What you should do => Copy every record below, exactly as written.

Information provided =>
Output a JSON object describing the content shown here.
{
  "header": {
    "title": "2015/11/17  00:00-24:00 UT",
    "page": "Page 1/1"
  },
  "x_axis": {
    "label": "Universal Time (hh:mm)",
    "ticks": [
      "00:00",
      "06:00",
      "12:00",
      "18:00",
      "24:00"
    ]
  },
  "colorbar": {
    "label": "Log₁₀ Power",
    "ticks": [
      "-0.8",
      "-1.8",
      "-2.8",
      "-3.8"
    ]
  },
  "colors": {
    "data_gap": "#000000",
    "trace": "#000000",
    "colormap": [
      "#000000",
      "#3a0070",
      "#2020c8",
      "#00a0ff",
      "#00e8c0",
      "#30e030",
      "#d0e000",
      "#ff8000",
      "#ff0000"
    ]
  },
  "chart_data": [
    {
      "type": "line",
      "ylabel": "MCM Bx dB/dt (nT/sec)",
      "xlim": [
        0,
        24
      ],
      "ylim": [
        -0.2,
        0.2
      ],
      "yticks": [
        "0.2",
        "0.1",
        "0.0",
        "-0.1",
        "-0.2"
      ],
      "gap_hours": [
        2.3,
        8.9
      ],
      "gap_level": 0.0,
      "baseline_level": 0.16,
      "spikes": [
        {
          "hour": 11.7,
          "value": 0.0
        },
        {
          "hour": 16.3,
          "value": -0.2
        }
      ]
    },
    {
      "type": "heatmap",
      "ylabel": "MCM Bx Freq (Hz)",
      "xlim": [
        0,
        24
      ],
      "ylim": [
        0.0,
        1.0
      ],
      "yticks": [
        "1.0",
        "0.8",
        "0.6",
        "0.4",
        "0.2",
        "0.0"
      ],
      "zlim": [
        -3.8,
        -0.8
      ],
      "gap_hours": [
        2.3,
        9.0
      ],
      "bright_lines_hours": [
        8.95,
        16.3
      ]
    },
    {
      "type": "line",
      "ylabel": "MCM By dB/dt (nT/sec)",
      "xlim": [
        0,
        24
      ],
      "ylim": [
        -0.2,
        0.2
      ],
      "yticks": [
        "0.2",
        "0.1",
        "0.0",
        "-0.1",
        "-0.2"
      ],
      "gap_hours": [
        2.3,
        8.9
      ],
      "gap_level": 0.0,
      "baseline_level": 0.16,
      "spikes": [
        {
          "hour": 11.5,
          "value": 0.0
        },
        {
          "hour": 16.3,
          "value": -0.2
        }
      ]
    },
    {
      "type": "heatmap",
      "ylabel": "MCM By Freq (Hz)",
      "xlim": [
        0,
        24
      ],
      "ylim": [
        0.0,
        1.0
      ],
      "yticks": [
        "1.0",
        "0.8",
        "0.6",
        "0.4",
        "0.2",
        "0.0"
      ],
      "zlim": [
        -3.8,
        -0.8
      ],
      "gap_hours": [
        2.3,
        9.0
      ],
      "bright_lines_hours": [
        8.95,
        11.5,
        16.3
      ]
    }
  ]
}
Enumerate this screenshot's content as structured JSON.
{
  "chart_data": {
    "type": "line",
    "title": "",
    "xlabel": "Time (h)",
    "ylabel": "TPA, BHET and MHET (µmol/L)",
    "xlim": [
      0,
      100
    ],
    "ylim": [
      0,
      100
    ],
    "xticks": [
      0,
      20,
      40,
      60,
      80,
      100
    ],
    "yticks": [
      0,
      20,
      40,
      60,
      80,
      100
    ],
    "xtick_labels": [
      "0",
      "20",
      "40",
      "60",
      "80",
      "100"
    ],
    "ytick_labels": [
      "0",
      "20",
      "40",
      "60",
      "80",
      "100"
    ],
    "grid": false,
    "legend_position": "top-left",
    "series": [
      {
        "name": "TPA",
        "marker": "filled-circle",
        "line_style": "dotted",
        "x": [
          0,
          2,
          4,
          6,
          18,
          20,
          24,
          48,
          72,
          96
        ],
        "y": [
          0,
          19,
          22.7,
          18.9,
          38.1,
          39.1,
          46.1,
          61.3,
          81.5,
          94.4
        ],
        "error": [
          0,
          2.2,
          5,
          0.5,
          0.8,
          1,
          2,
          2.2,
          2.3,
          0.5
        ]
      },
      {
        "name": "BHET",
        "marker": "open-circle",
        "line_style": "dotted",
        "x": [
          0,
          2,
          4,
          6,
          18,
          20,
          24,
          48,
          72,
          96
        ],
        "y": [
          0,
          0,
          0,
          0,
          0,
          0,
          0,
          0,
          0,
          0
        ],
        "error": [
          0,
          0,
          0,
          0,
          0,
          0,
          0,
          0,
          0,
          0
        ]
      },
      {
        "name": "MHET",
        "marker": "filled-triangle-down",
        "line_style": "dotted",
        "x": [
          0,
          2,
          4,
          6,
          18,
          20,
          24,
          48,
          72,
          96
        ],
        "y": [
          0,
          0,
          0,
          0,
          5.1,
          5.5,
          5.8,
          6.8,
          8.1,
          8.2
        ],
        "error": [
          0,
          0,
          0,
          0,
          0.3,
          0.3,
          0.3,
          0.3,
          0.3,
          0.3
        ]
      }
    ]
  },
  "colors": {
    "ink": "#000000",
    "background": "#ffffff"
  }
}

Answer below =>
Output a JSON object describing the content shown here.
{
  "header": {
    "title": "2015/11/17  00:00-24:00 UT",
    "page": "Page 1/1"
  },
  "x_axis": {
    "label": "Universal Time (hh:mm)",
    "ticks": [
      "00:00",
      "06:00",
      "12:00",
      "18:00",
      "24:00"
    ]
  },
  "colorbar": {
    "label": "Log₁₀ Power",
    "ticks": [
      "-0.8",
      "-1.8",
      "-2.8",
      "-3.8"
    ]
  },
  "colors": {
    "data_gap": "#000000",
    "trace": "#000000",
    "colormap": [
      "#000000",
      "#3a0070",
      "#2020c8",
      "#00a0ff",
      "#00e8c0",
      "#30e030",
      "#d0e000",
      "#ff8000",
      "#ff0000"
    ]
  },
  "chart_data": [
    {
      "type": "line",
      "ylabel": "MCM Bx dB/dt (nT/sec)",
      "xlim": [
        0,
        24
      ],
      "ylim": [
        -0.2,
        0.2
      ],
      "yticks": [
        "0.2",
        "0.1",
        "0.0",
        "-0.1",
        "-0.2"
      ],
      "gap_hours": [
        2.3,
        8.9
      ],
      "gap_level": 0.0,
      "baseline_level": 0.16,
      "spikes": [
        {
          "hour": 11.7,
          "value": 0.0
        },
        {
          "hour": 16.3,
          "value": -0.2
        }
      ]
    },
    {
      "type": "heatmap",
      "ylabel": "MCM Bx Freq (Hz)",
      "xlim": [
        0,
        24
      ],
      "ylim": [
        0.0,
        1.0
      ],
      "yticks": [
        "1.0",
        "0.8",
        "0.6",
        "0.4",
        "0.2",
        "0.0"
      ],
      "zlim": [
        -3.8,
        -0.8
      ],
      "gap_hours": [
        2.3,
        9.0
      ],
      "bright_lines_hours": [
        8.95,
        16.3
      ]
    },
    {
      "type": "line",
      "ylabel": "MCM By dB/dt (nT/sec)",
      "xlim": [
        0,
        24
      ],
      "ylim": [
        -0.2,
        0.2
      ],
      "yticks": [
        "0.2",
        "0.1",
        "0.0",
        "-0.1",
        "-0.2"
      ],
      "gap_hours": [
        2.3,
        8.9
      ],
      "gap_level": 0.0,
      "baseline_level": 0.16,
      "spikes": [
        {
          "hour": 11.5,
          "value": 0.0
        },
        {
          "hour": 16.3,
          "value": -0.2
        }
      ]
    },
    {
      "type": "heatmap",
      "ylabel": "MCM By Freq (Hz)",
      "xlim": [
        0,
        24
      ],
      "ylim": [
        0.0,
        1.0
      ],
      "yticks": [
        "1.0",
        "0.8",
        "0.6",
        "0.4",
        "0.2",
        "0.0"
      ],
      "zlim": [
        -3.8,
        -0.8
      ],
      "gap_hours": [
        2.3,
        9.0
      ],
      "bright_lines_hours": [
        8.95,
        11.5,
        16.3
      ]
    }
  ]
}
Enumerate this screenshot's content as structured JSON.
{
  "chart_data": {
    "type": "line",
    "title": "",
    "xlabel": "Time (h)",
    "ylabel": "TPA, BHET and MHET (µmol/L)",
    "xlim": [
      0,
      100
    ],
    "ylim": [
      0,
      100
    ],
    "xticks": [
      0,
      20,
      40,
      60,
      80,
      100
    ],
    "yticks": [
      0,
      20,
      40,
      60,
      80,
      100
    ],
    "xtick_labels": [
      "0",
      "20",
      "40",
      "60",
      "80",
      "100"
    ],
    "ytick_labels": [
      "0",
      "20",
      "40",
      "60",
      "80",
      "100"
    ],
    "grid": false,
    "legend_position": "top-left",
    "series": [
      {
        "name": "TPA",
        "marker": "filled-circle",
        "line_style": "dotted",
        "x": [
          0,
          2,
          4,
          6,
          18,
          20,
          24,
          48,
          72,
          96
        ],
        "y": [
          0,
          19,
          22.7,
          18.9,
          38.1,
          39.1,
          46.1,
          61.3,
          81.5,
          94.4
        ],
        "error": [
          0,
          2.2,
          5,
          0.5,
          0.8,
          1,
          2,
          2.2,
          2.3,
          0.5
        ]
      },
      {
        "name": "BHET",
        "marker": "open-circle",
        "line_style": "dotted",
        "x": [
          0,
          2,
          4,
          6,
          18,
          20,
          24,
          48,
          72,
          96
        ],
        "y": [
          0,
          0,
          0,
          0,
          0,
          0,
          0,
          0,
          0,
          0
        ],
        "error": [
          0,
          0,
          0,
          0,
          0,
          0,
          0,
          0,
          0,
          0
        ]
      },
      {
        "name": "MHET",
        "marker": "filled-triangle-down",
        "line_style": "dotted",
        "x": [
          0,
          2,
          4,
          6,
          18,
          20,
          24,
          48,
          72,
          96
        ],
        "y": [
          0,
          0,
          0,
          0,
          5.1,
          5.5,
          5.8,
          6.8,
          8.1,
          8.2
        ],
        "error": [
          0,
          0,
          0,
          0,
          0.3,
          0.3,
          0.3,
          0.3,
          0.3,
          0.3
        ]
      }
    ]
  },
  "colors": {
    "ink": "#000000",
    "background": "#ffffff"
  }
}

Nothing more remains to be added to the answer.